**What you will do**
State the number of lines in the material below that have "page" in them, without any other text.

**Extracted information**
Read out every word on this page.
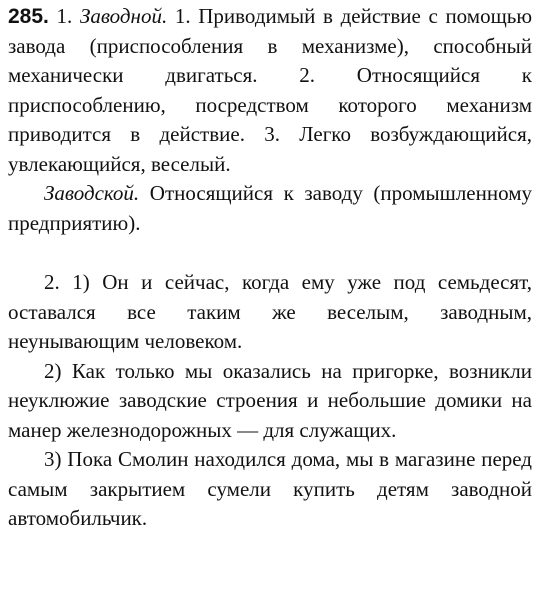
285. 1. Заводной. 1. Приводимый в действие с помощью завода (приспособления в механизме), способный механически двигаться. 2. Относящийся к приспособлению, посредством которого механизм приводится в действие. 3. Легко возбуждающийся, увлекающийся, веселый.

Заводской. Относящийся к заводу (промышленному предприятию).

2. 1) Он и сейчас, когда ему уже под семьдесят, оставался все таким же веселым, заводным, неунывающим человеком.

2) Как только мы оказались на пригорке, возникли неуклюжие заводские строения и небольшие домики на манер железнодорожных — для служащих.

3) Пока Смолин находился дома, мы в магазине перед самым закрытием сумели купить детям заводной автомобильчик.
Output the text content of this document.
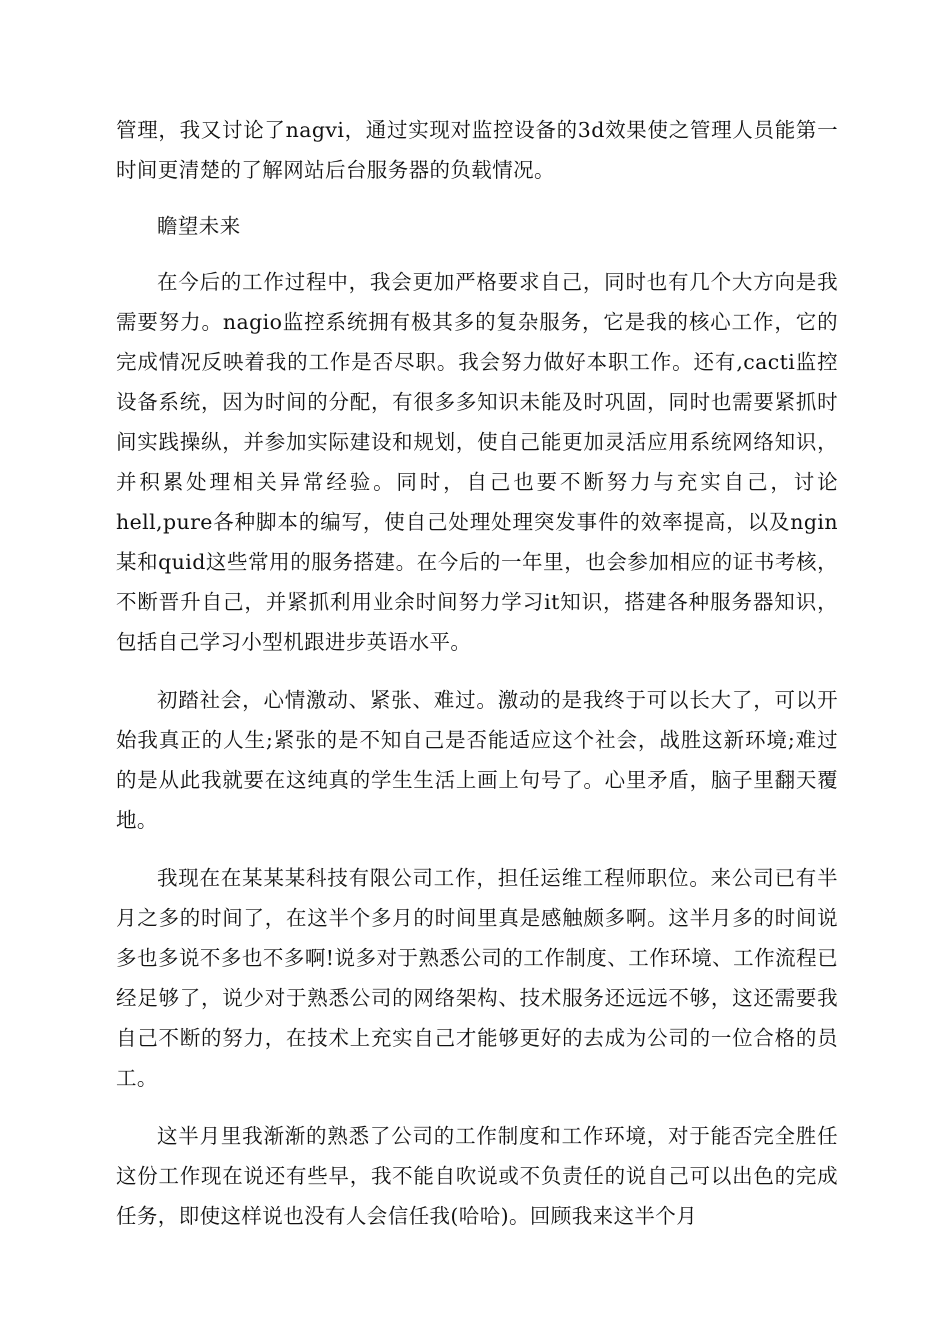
管理，我又讨论了nagvi，通过实现对监控设备的3d效果使之管理人员能第一时间更清楚的了解网站后台服务器的负载情况。

瞻望未来

在今后的工作过程中，我会更加严格要求自己，同时也有几个大方向是我需要努力。nagio监控系统拥有极其多的复杂服务，它是我的核心工作，它的完成情况反映着我的工作是否尽职。我会努力做好本职工作。还有,cacti监控设备系统，因为时间的分配，有很多多知识未能及时巩固，同时也需要紧抓时间实践操纵，并参加实际建设和规划，使自己能更加灵活应用系统网络知识，并积累处理相关异常经验。同时，自己也要不断努力与充实自己，讨论hell,pure各种脚本的编写，使自己处理处理突发事件的效率提高，以及ngin某和quid这些常用的服务搭建。在今后的一年里，也会参加相应的证书考核，不断晋升自己，并紧抓利用业余时间努力学习it知识，搭建各种服务器知识，包括自己学习小型机跟进步英语水平。

初踏社会，心情激动、紧张、难过。激动的是我终于可以长大了，可以开始我真正的人生;紧张的是不知自己是否能适应这个社会，战胜这新环境;难过的是从此我就要在这纯真的学生生活上画上句号了。心里矛盾，脑子里翻天覆地。

我现在在某某某科技有限公司工作，担任运维工程师职位。来公司已有半月之多的时间了，在这半个多月的时间里真是感触颇多啊。这半月多的时间说多也多说不多也不多啊!说多对于熟悉公司的工作制度、工作环境、工作流程已经足够了，说少对于熟悉公司的网络架构、技术服务还远远不够，这还需要我自己不断的努力，在技术上充实自己才能够更好的去成为公司的一位合格的员工。

这半月里我渐渐的熟悉了公司的工作制度和工作环境，对于能否完全胜任这份工作现在说还有些早，我不能自吹说或不负责任的说自己可以出色的完成任务，即使这样说也没有人会信任我(哈哈)。回顾我来这半个月
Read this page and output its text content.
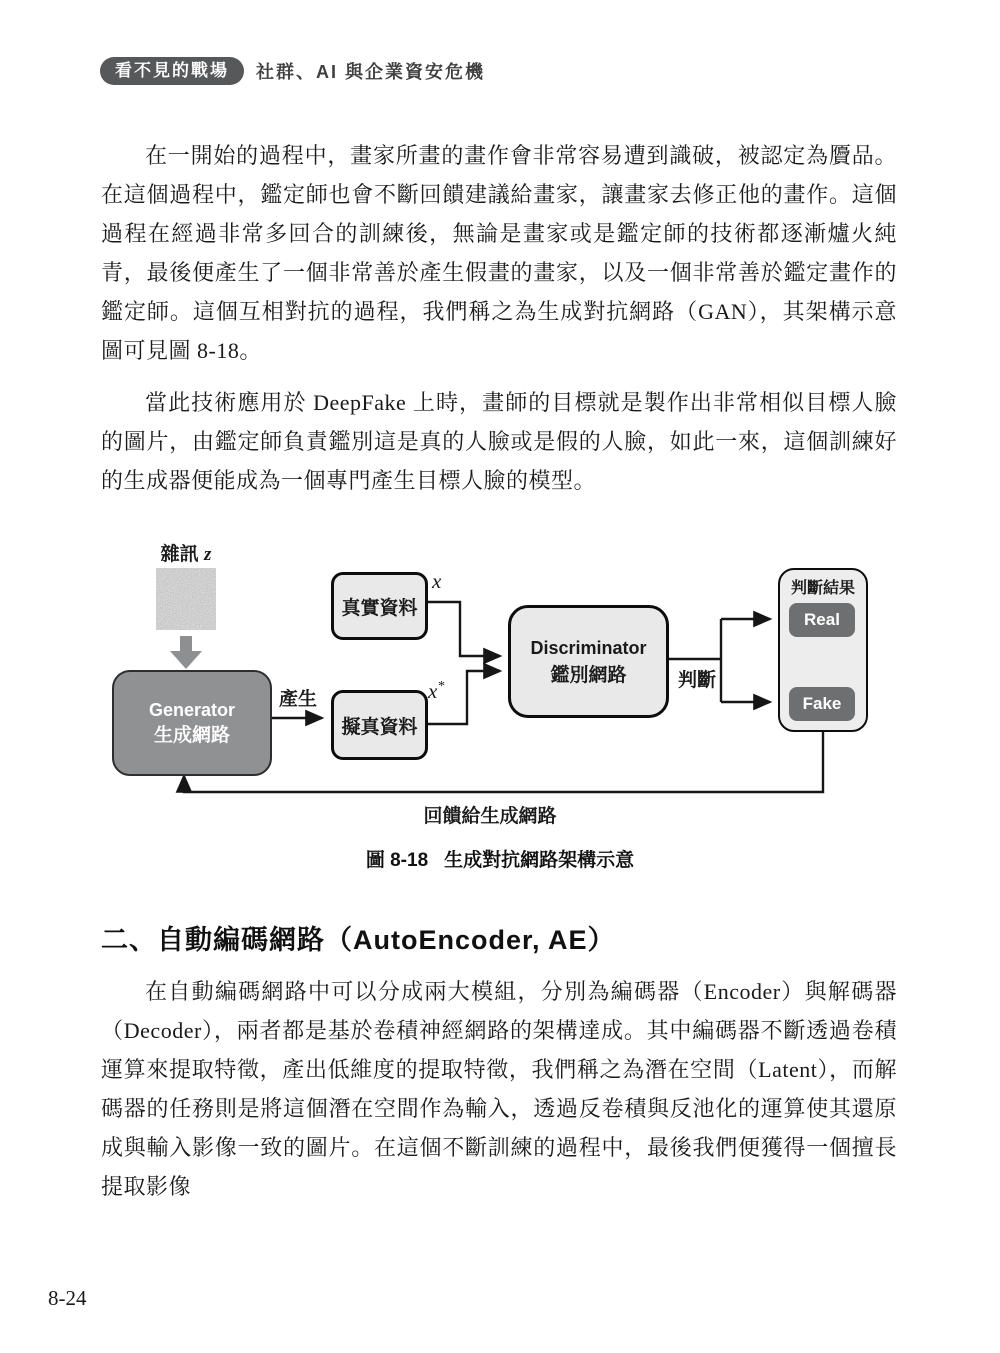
看不見的戰場	社群、AI 與企業資安危機

在一開始的過程中，畫家所畫的畫作會非常容易遭到識破，被認定為贗品。在這個過程中，鑑定師也會不斷回饋建議給畫家，讓畫家去修正他的畫作。這個過程在經過非常多回合的訓練後，無論是畫家或是鑑定師的技術都逐漸爐火純青，最後便產生了一個非常善於產生假畫的畫家，以及一個非常善於鑑定畫作的鑑定師。這個互相對抗的過程，我們稱之為生成對抗網路（GAN），其架構示意圖可見圖 8-18。

當此技術應用於 DeepFake 上時，畫師的目標就是製作出非常相似目標人臉的圖片，由鑑定師負責鑑別這是真的人臉或是假的人臉，如此一來，這個訓練好的生成器便能成為一個專門產生目標人臉的模型。

雜訊 z
Generator
生成網路
真實資料
擬真資料
x
x*
產生
Discriminator
鑑別網路	判斷
判斷結果
Real
Fake
回饋給生成網路
圖 8-18 生成對抗網路架構示意
二、自動編碼網路（AutoEncoder, AE）

在自動編碼網路中可以分成兩大模組，分別為編碼器（Encoder）與解碼器（Decoder），兩者都是基於卷積神經網路的架構達成。其中編碼器不斷透過卷積運算來提取特徵，產出低維度的提取特徵，我們稱之為潛在空間（Latent），而解碼器的任務則是將這個潛在空間作為輸入，透過反卷積與反池化的運算使其還原成與輸入影像一致的圖片。在這個不斷訓練的過程中，最後我們便獲得一個擅長提取影像

8-24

**Finished answer**
2